▶ [PROVIDED MATERIAL]:

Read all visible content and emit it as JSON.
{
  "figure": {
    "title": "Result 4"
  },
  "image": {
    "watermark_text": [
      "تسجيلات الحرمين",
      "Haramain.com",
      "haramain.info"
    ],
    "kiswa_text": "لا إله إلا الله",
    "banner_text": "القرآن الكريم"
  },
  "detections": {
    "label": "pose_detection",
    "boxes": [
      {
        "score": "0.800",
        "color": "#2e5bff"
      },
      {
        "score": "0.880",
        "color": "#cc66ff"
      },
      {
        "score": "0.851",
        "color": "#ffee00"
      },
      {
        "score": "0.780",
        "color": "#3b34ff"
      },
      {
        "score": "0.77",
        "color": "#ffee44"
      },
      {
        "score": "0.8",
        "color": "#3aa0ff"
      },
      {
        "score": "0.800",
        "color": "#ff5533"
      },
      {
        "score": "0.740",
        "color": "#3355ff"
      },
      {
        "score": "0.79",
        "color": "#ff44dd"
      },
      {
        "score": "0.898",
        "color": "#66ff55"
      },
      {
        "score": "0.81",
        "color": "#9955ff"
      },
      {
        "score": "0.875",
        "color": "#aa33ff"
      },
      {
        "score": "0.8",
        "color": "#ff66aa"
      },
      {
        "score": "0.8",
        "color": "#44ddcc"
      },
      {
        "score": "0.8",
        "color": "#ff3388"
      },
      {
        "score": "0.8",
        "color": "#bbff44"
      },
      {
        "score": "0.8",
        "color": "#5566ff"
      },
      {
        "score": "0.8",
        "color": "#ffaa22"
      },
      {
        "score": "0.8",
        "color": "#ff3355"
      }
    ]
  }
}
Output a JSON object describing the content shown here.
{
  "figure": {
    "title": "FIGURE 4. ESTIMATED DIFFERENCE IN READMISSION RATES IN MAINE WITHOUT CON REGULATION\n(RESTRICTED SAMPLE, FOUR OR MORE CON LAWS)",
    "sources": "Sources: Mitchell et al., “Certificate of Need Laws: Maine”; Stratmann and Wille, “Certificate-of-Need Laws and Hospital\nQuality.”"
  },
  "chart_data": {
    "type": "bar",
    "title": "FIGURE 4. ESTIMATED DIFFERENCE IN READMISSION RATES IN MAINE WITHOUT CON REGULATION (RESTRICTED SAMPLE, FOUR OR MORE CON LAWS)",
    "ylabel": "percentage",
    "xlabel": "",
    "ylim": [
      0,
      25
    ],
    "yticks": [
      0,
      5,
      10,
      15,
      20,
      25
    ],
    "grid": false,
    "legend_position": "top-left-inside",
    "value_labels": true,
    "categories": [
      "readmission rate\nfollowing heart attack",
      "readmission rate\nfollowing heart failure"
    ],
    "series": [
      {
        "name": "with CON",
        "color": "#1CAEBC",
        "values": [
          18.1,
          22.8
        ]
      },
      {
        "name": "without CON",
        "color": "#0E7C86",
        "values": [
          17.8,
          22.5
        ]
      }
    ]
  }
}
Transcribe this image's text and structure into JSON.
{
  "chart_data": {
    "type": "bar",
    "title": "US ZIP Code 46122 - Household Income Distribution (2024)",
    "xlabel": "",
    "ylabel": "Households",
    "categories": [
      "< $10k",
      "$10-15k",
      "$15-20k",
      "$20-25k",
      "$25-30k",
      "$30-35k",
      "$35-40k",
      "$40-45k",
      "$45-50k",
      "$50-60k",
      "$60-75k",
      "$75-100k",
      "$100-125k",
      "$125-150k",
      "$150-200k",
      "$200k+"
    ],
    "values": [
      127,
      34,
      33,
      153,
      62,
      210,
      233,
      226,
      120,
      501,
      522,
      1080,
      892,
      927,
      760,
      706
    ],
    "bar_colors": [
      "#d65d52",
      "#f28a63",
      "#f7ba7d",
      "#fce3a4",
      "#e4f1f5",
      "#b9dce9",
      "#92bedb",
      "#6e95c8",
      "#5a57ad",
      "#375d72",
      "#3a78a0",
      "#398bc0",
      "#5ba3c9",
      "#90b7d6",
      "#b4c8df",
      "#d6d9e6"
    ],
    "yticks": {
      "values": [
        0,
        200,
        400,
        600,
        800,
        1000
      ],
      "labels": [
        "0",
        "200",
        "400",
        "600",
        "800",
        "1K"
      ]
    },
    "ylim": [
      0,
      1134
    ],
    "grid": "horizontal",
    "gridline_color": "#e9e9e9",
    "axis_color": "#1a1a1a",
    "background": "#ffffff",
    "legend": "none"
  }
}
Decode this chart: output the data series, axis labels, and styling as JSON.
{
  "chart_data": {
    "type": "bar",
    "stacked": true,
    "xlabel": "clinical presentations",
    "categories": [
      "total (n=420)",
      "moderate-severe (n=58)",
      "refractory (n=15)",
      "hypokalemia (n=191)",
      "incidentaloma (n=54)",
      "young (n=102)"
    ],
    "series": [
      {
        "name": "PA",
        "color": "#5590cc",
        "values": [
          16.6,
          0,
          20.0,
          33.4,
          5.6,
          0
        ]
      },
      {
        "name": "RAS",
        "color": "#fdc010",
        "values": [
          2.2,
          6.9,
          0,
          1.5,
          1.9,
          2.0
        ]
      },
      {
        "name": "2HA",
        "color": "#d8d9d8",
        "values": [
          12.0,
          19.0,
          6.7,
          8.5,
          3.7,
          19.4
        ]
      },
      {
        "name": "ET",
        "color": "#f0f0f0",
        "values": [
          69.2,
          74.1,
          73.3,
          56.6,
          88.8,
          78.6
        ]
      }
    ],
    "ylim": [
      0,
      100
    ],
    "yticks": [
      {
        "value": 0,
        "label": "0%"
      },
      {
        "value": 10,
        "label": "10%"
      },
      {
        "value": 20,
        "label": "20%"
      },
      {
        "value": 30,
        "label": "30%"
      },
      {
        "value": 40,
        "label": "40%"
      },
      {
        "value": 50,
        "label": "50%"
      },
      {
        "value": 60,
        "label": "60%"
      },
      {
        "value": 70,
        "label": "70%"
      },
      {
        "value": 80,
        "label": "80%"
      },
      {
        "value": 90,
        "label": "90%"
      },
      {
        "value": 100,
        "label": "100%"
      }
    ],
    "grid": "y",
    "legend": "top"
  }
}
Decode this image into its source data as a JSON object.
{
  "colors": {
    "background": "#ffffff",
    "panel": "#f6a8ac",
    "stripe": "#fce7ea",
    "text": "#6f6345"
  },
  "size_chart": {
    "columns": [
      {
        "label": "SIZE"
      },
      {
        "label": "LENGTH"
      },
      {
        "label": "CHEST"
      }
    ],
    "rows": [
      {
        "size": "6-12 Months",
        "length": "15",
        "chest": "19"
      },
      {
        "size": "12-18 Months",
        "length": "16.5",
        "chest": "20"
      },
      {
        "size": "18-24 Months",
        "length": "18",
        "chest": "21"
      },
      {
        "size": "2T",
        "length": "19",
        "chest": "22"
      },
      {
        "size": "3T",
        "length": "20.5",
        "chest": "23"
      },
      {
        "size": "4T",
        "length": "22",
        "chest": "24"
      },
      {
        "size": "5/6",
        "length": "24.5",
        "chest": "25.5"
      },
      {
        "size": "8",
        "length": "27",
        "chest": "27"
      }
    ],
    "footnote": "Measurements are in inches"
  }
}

▶ [DIRECTION]:
Copy out all of the records above with nothing altered.

▶ [RESPONSE TO THIS TASK]:
Read all visible content and emit it as JSON.
{
  "figure": {
    "title": "Result 4"
  },
  "image": {
    "watermark_text": [
      "تسجيلات الحرمين",
      "Haramain.com",
      "haramain.info"
    ],
    "kiswa_text": "لا إله إلا الله",
    "banner_text": "القرآن الكريم"
  },
  "detections": {
    "label": "pose_detection",
    "boxes": [
      {
        "score": "0.800",
        "color": "#2e5bff"
      },
      {
        "score": "0.880",
        "color": "#cc66ff"
      },
      {
        "score": "0.851",
        "color": "#ffee00"
      },
      {
        "score": "0.780",
        "color": "#3b34ff"
      },
      {
        "score": "0.77",
        "color": "#ffee44"
      },
      {
        "score": "0.8",
        "color": "#3aa0ff"
      },
      {
        "score": "0.800",
        "color": "#ff5533"
      },
      {
        "score": "0.740",
        "color": "#3355ff"
      },
      {
        "score": "0.79",
        "color": "#ff44dd"
      },
      {
        "score": "0.898",
        "color": "#66ff55"
      },
      {
        "score": "0.81",
        "color": "#9955ff"
      },
      {
        "score": "0.875",
        "color": "#aa33ff"
      },
      {
        "score": "0.8",
        "color": "#ff66aa"
      },
      {
        "score": "0.8",
        "color": "#44ddcc"
      },
      {
        "score": "0.8",
        "color": "#ff3388"
      },
      {
        "score": "0.8",
        "color": "#bbff44"
      },
      {
        "score": "0.8",
        "color": "#5566ff"
      },
      {
        "score": "0.8",
        "color": "#ffaa22"
      },
      {
        "score": "0.8",
        "color": "#ff3355"
      }
    ]
  }
}
Output a JSON object describing the content shown here.
{
  "figure": {
    "title": "FIGURE 4. ESTIMATED DIFFERENCE IN READMISSION RATES IN MAINE WITHOUT CON REGULATION\n(RESTRICTED SAMPLE, FOUR OR MORE CON LAWS)",
    "sources": "Sources: Mitchell et al., “Certificate of Need Laws: Maine”; Stratmann and Wille, “Certificate-of-Need Laws and Hospital\nQuality.”"
  },
  "chart_data": {
    "type": "bar",
    "title": "FIGURE 4. ESTIMATED DIFFERENCE IN READMISSION RATES IN MAINE WITHOUT CON REGULATION (RESTRICTED SAMPLE, FOUR OR MORE CON LAWS)",
    "ylabel": "percentage",
    "xlabel": "",
    "ylim": [
      0,
      25
    ],
    "yticks": [
      0,
      5,
      10,
      15,
      20,
      25
    ],
    "grid": false,
    "legend_position": "top-left-inside",
    "value_labels": true,
    "categories": [
      "readmission rate\nfollowing heart attack",
      "readmission rate\nfollowing heart failure"
    ],
    "series": [
      {
        "name": "with CON",
        "color": "#1CAEBC",
        "values": [
          18.1,
          22.8
        ]
      },
      {
        "name": "without CON",
        "color": "#0E7C86",
        "values": [
          17.8,
          22.5
        ]
      }
    ]
  }
}
Transcribe this image's text and structure into JSON.
{
  "chart_data": {
    "type": "bar",
    "title": "US ZIP Code 46122 - Household Income Distribution (2024)",
    "xlabel": "",
    "ylabel": "Households",
    "categories": [
      "< $10k",
      "$10-15k",
      "$15-20k",
      "$20-25k",
      "$25-30k",
      "$30-35k",
      "$35-40k",
      "$40-45k",
      "$45-50k",
      "$50-60k",
      "$60-75k",
      "$75-100k",
      "$100-125k",
      "$125-150k",
      "$150-200k",
      "$200k+"
    ],
    "values": [
      127,
      34,
      33,
      153,
      62,
      210,
      233,
      226,
      120,
      501,
      522,
      1080,
      892,
      927,
      760,
      706
    ],
    "bar_colors": [
      "#d65d52",
      "#f28a63",
      "#f7ba7d",
      "#fce3a4",
      "#e4f1f5",
      "#b9dce9",
      "#92bedb",
      "#6e95c8",
      "#5a57ad",
      "#375d72",
      "#3a78a0",
      "#398bc0",
      "#5ba3c9",
      "#90b7d6",
      "#b4c8df",
      "#d6d9e6"
    ],
    "yticks": {
      "values": [
        0,
        200,
        400,
        600,
        800,
        1000
      ],
      "labels": [
        "0",
        "200",
        "400",
        "600",
        "800",
        "1K"
      ]
    },
    "ylim": [
      0,
      1134
    ],
    "grid": "horizontal",
    "gridline_color": "#e9e9e9",
    "axis_color": "#1a1a1a",
    "background": "#ffffff",
    "legend": "none"
  }
}
Decode this chart: output the data series, axis labels, and styling as JSON.
{
  "chart_data": {
    "type": "bar",
    "stacked": true,
    "xlabel": "clinical presentations",
    "categories": [
      "total (n=420)",
      "moderate-severe (n=58)",
      "refractory (n=15)",
      "hypokalemia (n=191)",
      "incidentaloma (n=54)",
      "young (n=102)"
    ],
    "series": [
      {
        "name": "PA",
        "color": "#5590cc",
        "values": [
          16.6,
          0,
          20.0,
          33.4,
          5.6,
          0
        ]
      },
      {
        "name": "RAS",
        "color": "#fdc010",
        "values": [
          2.2,
          6.9,
          0,
          1.5,
          1.9,
          2.0
        ]
      },
      {
        "name": "2HA",
        "color": "#d8d9d8",
        "values": [
          12.0,
          19.0,
          6.7,
          8.5,
          3.7,
          19.4
        ]
      },
      {
        "name": "ET",
        "color": "#f0f0f0",
        "values": [
          69.2,
          74.1,
          73.3,
          56.6,
          88.8,
          78.6
        ]
      }
    ],
    "ylim": [
      0,
      100
    ],
    "yticks": [
      {
        "value": 0,
        "label": "0%"
      },
      {
        "value": 10,
        "label": "10%"
      },
      {
        "value": 20,
        "label": "20%"
      },
      {
        "value": 30,
        "label": "30%"
      },
      {
        "value": 40,
        "label": "40%"
      },
      {
        "value": 50,
        "label": "50%"
      },
      {
        "value": 60,
        "label": "60%"
      },
      {
        "value": 70,
        "label": "70%"
      },
      {
        "value": 80,
        "label": "80%"
      },
      {
        "value": 90,
        "label": "90%"
      },
      {
        "value": 100,
        "label": "100%"
      }
    ],
    "grid": "y",
    "legend": "top"
  }
}
Decode this image into its source data as a JSON object.
{
  "colors": {
    "background": "#ffffff",
    "panel": "#f6a8ac",
    "stripe": "#fce7ea",
    "text": "#6f6345"
  },
  "size_chart": {
    "columns": [
      {
        "label": "SIZE"
      },
      {
        "label": "LENGTH"
      },
      {
        "label": "CHEST"
      }
    ],
    "rows": [
      {
        "size": "6-12 Months",
        "length": "15",
        "chest": "19"
      },
      {
        "size": "12-18 Months",
        "length": "16.5",
        "chest": "20"
      },
      {
        "size": "18-24 Months",
        "length": "18",
        "chest": "21"
      },
      {
        "size": "2T",
        "length": "19",
        "chest": "22"
      },
      {
        "size": "3T",
        "length": "20.5",
        "chest": "23"
      },
      {
        "size": "4T",
        "length": "22",
        "chest": "24"
      },
      {
        "size": "5/6",
        "length": "24.5",
        "chest": "25.5"
      },
      {
        "size": "8",
        "length": "27",
        "chest": "27"
      }
    ],
    "footnote": "Measurements are in inches"
  }
}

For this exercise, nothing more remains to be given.